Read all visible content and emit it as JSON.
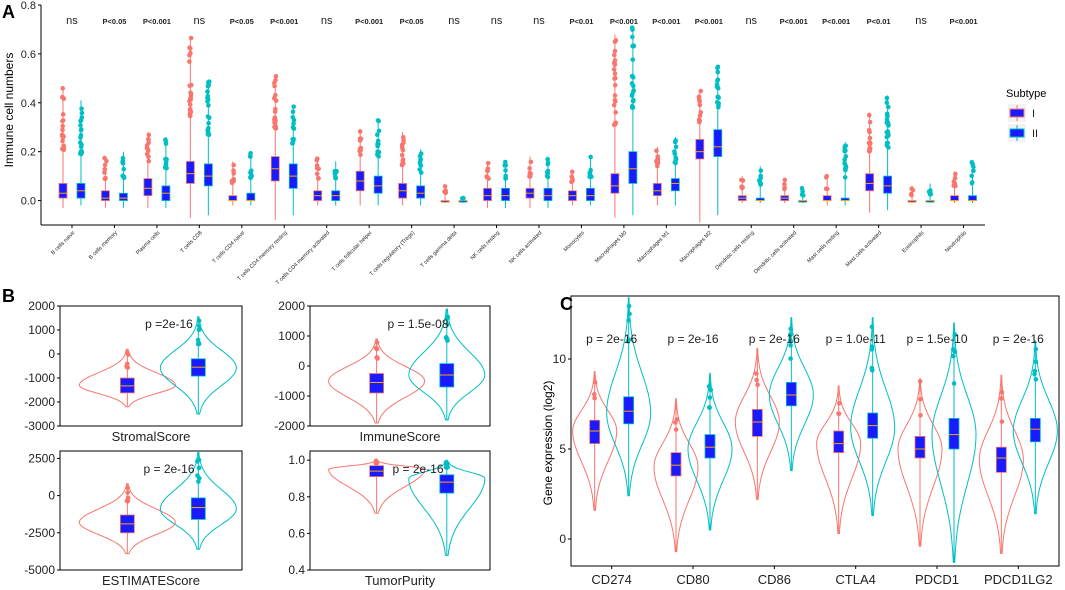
{
  "colors": {
    "group_I": "#F8766D",
    "group_II": "#00BFC4",
    "box_fill": "#1a1aff",
    "median": "#ffa500",
    "axis": "#000000",
    "text": "#222222"
  },
  "chart_data": [
    {
      "panel": "A",
      "type": "box",
      "ylabel": "Immune cell numbers",
      "ylim": [
        -0.1,
        0.8
      ],
      "yticks": [
        0.0,
        0.2,
        0.4,
        0.6,
        0.8
      ],
      "ytick_labels": [
        "0.0",
        "0.2",
        "0.4",
        "0.6",
        "0.8"
      ],
      "legend": {
        "title": "Subtype",
        "entries": [
          "I",
          "II"
        ],
        "position": "right"
      },
      "categories": [
        {
          "name": "B cells naive",
          "sig": "ns",
          "I": {
            "min": -0.03,
            "q1": 0.01,
            "med": 0.03,
            "q3": 0.07,
            "max": 0.46
          },
          "II": {
            "min": -0.02,
            "q1": 0.01,
            "med": 0.04,
            "q3": 0.07,
            "max": 0.41
          }
        },
        {
          "name": "B cells memory",
          "sig": "P<0.05",
          "I": {
            "min": -0.03,
            "q1": 0.0,
            "med": 0.01,
            "q3": 0.04,
            "max": 0.18
          },
          "II": {
            "min": -0.03,
            "q1": 0.0,
            "med": 0.01,
            "q3": 0.03,
            "max": 0.2
          }
        },
        {
          "name": "Plasma cells",
          "sig": "P<0.001",
          "I": {
            "min": -0.03,
            "q1": 0.02,
            "med": 0.05,
            "q3": 0.09,
            "max": 0.28
          },
          "II": {
            "min": -0.03,
            "q1": 0.0,
            "med": 0.03,
            "q3": 0.06,
            "max": 0.26
          }
        },
        {
          "name": "T cells CD8",
          "sig": "ns",
          "I": {
            "min": -0.07,
            "q1": 0.07,
            "med": 0.11,
            "q3": 0.16,
            "max": 0.67
          },
          "II": {
            "min": -0.06,
            "q1": 0.06,
            "med": 0.1,
            "q3": 0.15,
            "max": 0.49
          }
        },
        {
          "name": "T cells CD4 naive",
          "sig": "P<0.05",
          "I": {
            "min": -0.02,
            "q1": 0.0,
            "med": 0.0,
            "q3": 0.02,
            "max": 0.16
          },
          "II": {
            "min": -0.02,
            "q1": 0.0,
            "med": 0.0,
            "q3": 0.03,
            "max": 0.2
          }
        },
        {
          "name": "T cells CD4 memory resting",
          "sig": "P<0.001",
          "I": {
            "min": -0.08,
            "q1": 0.08,
            "med": 0.13,
            "q3": 0.18,
            "max": 0.51
          },
          "II": {
            "min": -0.06,
            "q1": 0.05,
            "med": 0.1,
            "q3": 0.15,
            "max": 0.39
          }
        },
        {
          "name": "T cells CD4 memory activated",
          "sig": "ns",
          "I": {
            "min": -0.02,
            "q1": 0.0,
            "med": 0.02,
            "q3": 0.04,
            "max": 0.18
          },
          "II": {
            "min": -0.02,
            "q1": 0.0,
            "med": 0.02,
            "q3": 0.04,
            "max": 0.16
          }
        },
        {
          "name": "T cells follicular helper",
          "sig": "P<0.001",
          "I": {
            "min": -0.02,
            "q1": 0.04,
            "med": 0.08,
            "q3": 0.12,
            "max": 0.29
          },
          "II": {
            "min": -0.02,
            "q1": 0.03,
            "med": 0.06,
            "q3": 0.1,
            "max": 0.33
          }
        },
        {
          "name": "T cells regulatory (Tregs)",
          "sig": "P<0.05",
          "I": {
            "min": -0.02,
            "q1": 0.01,
            "med": 0.04,
            "q3": 0.07,
            "max": 0.28
          },
          "II": {
            "min": -0.02,
            "q1": 0.01,
            "med": 0.03,
            "q3": 0.06,
            "max": 0.21
          }
        },
        {
          "name": "T cells gamma delta",
          "sig": "ns",
          "I": {
            "min": -0.01,
            "q1": 0.0,
            "med": 0.0,
            "q3": 0.0,
            "max": 0.06
          },
          "II": {
            "min": -0.01,
            "q1": 0.0,
            "med": 0.0,
            "q3": 0.0,
            "max": 0.02
          }
        },
        {
          "name": "NK cells resting",
          "sig": "ns",
          "I": {
            "min": -0.03,
            "q1": 0.0,
            "med": 0.02,
            "q3": 0.05,
            "max": 0.16
          },
          "II": {
            "min": -0.03,
            "q1": 0.0,
            "med": 0.02,
            "q3": 0.05,
            "max": 0.16
          }
        },
        {
          "name": "NK cells activated",
          "sig": "ns",
          "I": {
            "min": -0.03,
            "q1": 0.01,
            "med": 0.03,
            "q3": 0.05,
            "max": 0.18
          },
          "II": {
            "min": -0.03,
            "q1": 0.0,
            "med": 0.02,
            "q3": 0.05,
            "max": 0.18
          }
        },
        {
          "name": "Monocytes",
          "sig": "P<0.01",
          "I": {
            "min": -0.02,
            "q1": 0.0,
            "med": 0.02,
            "q3": 0.04,
            "max": 0.12
          },
          "II": {
            "min": -0.02,
            "q1": 0.0,
            "med": 0.02,
            "q3": 0.05,
            "max": 0.18
          }
        },
        {
          "name": "Macrophages M0",
          "sig": "P<0.001",
          "I": {
            "min": -0.07,
            "q1": 0.03,
            "med": 0.06,
            "q3": 0.11,
            "max": 0.68
          },
          "II": {
            "min": -0.06,
            "q1": 0.07,
            "med": 0.13,
            "q3": 0.2,
            "max": 0.71
          }
        },
        {
          "name": "Macrophages M1",
          "sig": "P<0.001",
          "I": {
            "min": -0.02,
            "q1": 0.02,
            "med": 0.04,
            "q3": 0.07,
            "max": 0.22
          },
          "II": {
            "min": -0.02,
            "q1": 0.04,
            "med": 0.07,
            "q3": 0.09,
            "max": 0.26
          }
        },
        {
          "name": "Macrophages M2",
          "sig": "P<0.001",
          "I": {
            "min": -0.09,
            "q1": 0.17,
            "med": 0.2,
            "q3": 0.25,
            "max": 0.45
          },
          "II": {
            "min": -0.06,
            "q1": 0.18,
            "med": 0.22,
            "q3": 0.29,
            "max": 0.55
          }
        },
        {
          "name": "Dendritic cells resting",
          "sig": "ns",
          "I": {
            "min": -0.01,
            "q1": 0.0,
            "med": 0.01,
            "q3": 0.02,
            "max": 0.1
          },
          "II": {
            "min": -0.01,
            "q1": 0.0,
            "med": 0.0,
            "q3": 0.01,
            "max": 0.14
          }
        },
        {
          "name": "Dendritic cells activated",
          "sig": "P<0.001",
          "I": {
            "min": -0.01,
            "q1": 0.0,
            "med": 0.01,
            "q3": 0.02,
            "max": 0.09
          },
          "II": {
            "min": -0.01,
            "q1": 0.0,
            "med": 0.0,
            "q3": 0.0,
            "max": 0.06
          }
        },
        {
          "name": "Mast cells resting",
          "sig": "P<0.001",
          "I": {
            "min": -0.02,
            "q1": 0.0,
            "med": 0.0,
            "q3": 0.02,
            "max": 0.1
          },
          "II": {
            "min": -0.02,
            "q1": 0.0,
            "med": 0.0,
            "q3": 0.01,
            "max": 0.24
          }
        },
        {
          "name": "Mast cells activated",
          "sig": "P<0.01",
          "I": {
            "min": -0.05,
            "q1": 0.04,
            "med": 0.07,
            "q3": 0.11,
            "max": 0.36
          },
          "II": {
            "min": -0.04,
            "q1": 0.03,
            "med": 0.06,
            "q3": 0.1,
            "max": 0.43
          }
        },
        {
          "name": "Eosinophils",
          "sig": "ns",
          "I": {
            "min": -0.01,
            "q1": 0.0,
            "med": 0.0,
            "q3": 0.0,
            "max": 0.06
          },
          "II": {
            "min": -0.01,
            "q1": 0.0,
            "med": 0.0,
            "q3": 0.0,
            "max": 0.07
          }
        },
        {
          "name": "Neutrophils",
          "sig": "P<0.001",
          "I": {
            "min": -0.01,
            "q1": 0.0,
            "med": 0.0,
            "q3": 0.02,
            "max": 0.12
          },
          "II": {
            "min": -0.01,
            "q1": 0.0,
            "med": 0.0,
            "q3": 0.02,
            "max": 0.16
          }
        }
      ]
    },
    {
      "panel": "B",
      "type": "violin",
      "subplots": [
        {
          "xlabel": "StromalScore",
          "pvalue": "p =2e-16",
          "ylim": [
            -3000,
            2000
          ],
          "yticks": [
            2000,
            1000,
            0,
            -1000,
            -2000,
            -3000
          ],
          "ytick_labels": [
            "2000",
            "1000",
            "0",
            "-1000",
            "-2000",
            "-3000"
          ],
          "I": {
            "min": -2200,
            "q1": -1620,
            "med": -1330,
            "q3": -1000,
            "max": 200,
            "center": -1300
          },
          "II": {
            "min": -2500,
            "q1": -920,
            "med": -550,
            "q3": -200,
            "max": 1550,
            "center": -580
          }
        },
        {
          "xlabel": "ImmuneScore",
          "pvalue": "p = 1.5e-08",
          "ylim": [
            -2000,
            2000
          ],
          "yticks": [
            2000,
            1000,
            0,
            -1000,
            -2000
          ],
          "ytick_labels": [
            "2000",
            "1000",
            "0",
            "-1000",
            "-2000"
          ],
          "I": {
            "min": -1900,
            "q1": -900,
            "med": -550,
            "q3": -250,
            "max": 900,
            "center": -500
          },
          "II": {
            "min": -1800,
            "q1": -700,
            "med": -300,
            "q3": 80,
            "max": 1900,
            "center": -300
          }
        },
        {
          "xlabel": "ESTIMATEScore",
          "pvalue": "p = 2e-16",
          "ylim": [
            -5000,
            3000
          ],
          "yticks": [
            2500,
            0,
            -2500,
            -5000
          ],
          "ytick_labels": [
            "2500",
            "0",
            "-2500",
            "-5000"
          ],
          "I": {
            "min": -3900,
            "q1": -2500,
            "med": -1900,
            "q3": -1300,
            "max": 800,
            "center": -1800
          },
          "II": {
            "min": -3600,
            "q1": -1600,
            "med": -800,
            "q3": -150,
            "max": 2900,
            "center": -900
          }
        },
        {
          "xlabel": "TumorPurity",
          "pvalue": "p = 2e-16",
          "ylim": [
            0.4,
            1.05
          ],
          "yticks": [
            1.0,
            0.8,
            0.6,
            0.4
          ],
          "ytick_labels": [
            "1.0",
            "0.8",
            "0.6",
            "0.4"
          ],
          "I": {
            "min": 0.71,
            "q1": 0.91,
            "med": 0.94,
            "q3": 0.97,
            "max": 1.0,
            "center": 0.95
          },
          "II": {
            "min": 0.48,
            "q1": 0.82,
            "med": 0.88,
            "q3": 0.92,
            "max": 1.0,
            "center": 0.9
          }
        }
      ]
    },
    {
      "panel": "C",
      "type": "violin",
      "ylabel": "Gene expression (log2)",
      "ylim": [
        -1.5,
        13.5
      ],
      "yticks": [
        0,
        5,
        10
      ],
      "ytick_labels": [
        "0",
        "5",
        "10"
      ],
      "categories": [
        {
          "name": "CD274",
          "pvalue": "p = 2e-16",
          "I": {
            "min": 1.6,
            "q1": 5.3,
            "med": 6.0,
            "q3": 6.6,
            "max": 9.3,
            "center": 6.0
          },
          "II": {
            "min": 2.4,
            "q1": 6.4,
            "med": 7.1,
            "q3": 7.9,
            "max": 13.4,
            "center": 7.0
          }
        },
        {
          "name": "CD80",
          "pvalue": "p = 2e-16",
          "I": {
            "min": -0.7,
            "q1": 3.5,
            "med": 4.1,
            "q3": 4.8,
            "max": 7.8,
            "center": 4.0
          },
          "II": {
            "min": 0.5,
            "q1": 4.5,
            "med": 5.1,
            "q3": 5.8,
            "max": 9.2,
            "center": 5.0
          }
        },
        {
          "name": "CD86",
          "pvalue": "p = 2e-16",
          "I": {
            "min": 2.2,
            "q1": 5.7,
            "med": 6.5,
            "q3": 7.2,
            "max": 10.6,
            "center": 6.5
          },
          "II": {
            "min": 3.8,
            "q1": 7.4,
            "med": 8.0,
            "q3": 8.7,
            "max": 12.3,
            "center": 8.0
          }
        },
        {
          "name": "CTLA4",
          "pvalue": "p = 1.0e-11",
          "I": {
            "min": 0.3,
            "q1": 4.8,
            "med": 5.3,
            "q3": 6.0,
            "max": 8.5,
            "center": 5.3
          },
          "II": {
            "min": 1.3,
            "q1": 5.6,
            "med": 6.3,
            "q3": 7.0,
            "max": 12.3,
            "center": 6.2
          }
        },
        {
          "name": "PDCD1",
          "pvalue": "p = 1.5e-10",
          "I": {
            "min": -0.4,
            "q1": 4.5,
            "med": 5.0,
            "q3": 5.7,
            "max": 8.9,
            "center": 5.0
          },
          "II": {
            "min": -1.3,
            "q1": 5.0,
            "med": 5.8,
            "q3": 6.7,
            "max": 12.0,
            "center": 5.8
          }
        },
        {
          "name": "PDCD1LG2",
          "pvalue": "p = 2e-16",
          "I": {
            "min": -0.8,
            "q1": 3.7,
            "med": 4.5,
            "q3": 5.1,
            "max": 9.1,
            "center": 4.4
          },
          "II": {
            "min": 1.4,
            "q1": 5.4,
            "med": 6.1,
            "q3": 6.7,
            "max": 11.0,
            "center": 6.0
          }
        }
      ]
    }
  ],
  "panel_labels": {
    "A": "A",
    "B": "B",
    "C": "C"
  }
}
++++++++++
#### PROBLEM:
Show each line in the data where the string "resting" appears.

#### SOLUTION FOR THIS EXERCISE:
          "name": "T cells CD4 memory resting",
          "name": "NK cells resting",
          "name": "Dendritic cells resting",
          "name": "Mast cells resting",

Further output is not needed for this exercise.